Without the pictures, return all of the material exactly as written.

- **Task material**:
• • • • • • •
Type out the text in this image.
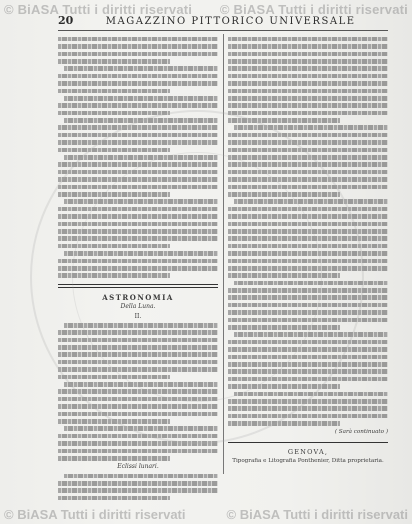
© BiASA Tutti i diritti riservati © BiASA Tutti i diritti riservati
20	MAGAZZINO PITTORICO UNIVERSALE
ASTRONOMIA
Della Luna.
II.
Eclissi lunari.
( Sarà continuato )
GENOVA,
Tipografia e Litografia Ponthenier, Ditta proprietaria.
© BiASA Tutti i diritti riservati	© BiASA Tutti i diritti riservati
• • • • • • •
- **Exercise result**:
Type out the text in this image.
© BiASA Tutti i diritti riservati © BiASA Tutti i diritti riservati
20	MAGAZZINO PITTORICO UNIVERSALE
ASTRONOMIA
Della Luna.
II.
Eclissi lunari.
( Sarà continuato )
GENOVA,
Tipografia e Litografia Ponthenier, Ditta proprietaria.
© BiASA Tutti i diritti riservati	© BiASA Tutti i diritti riservati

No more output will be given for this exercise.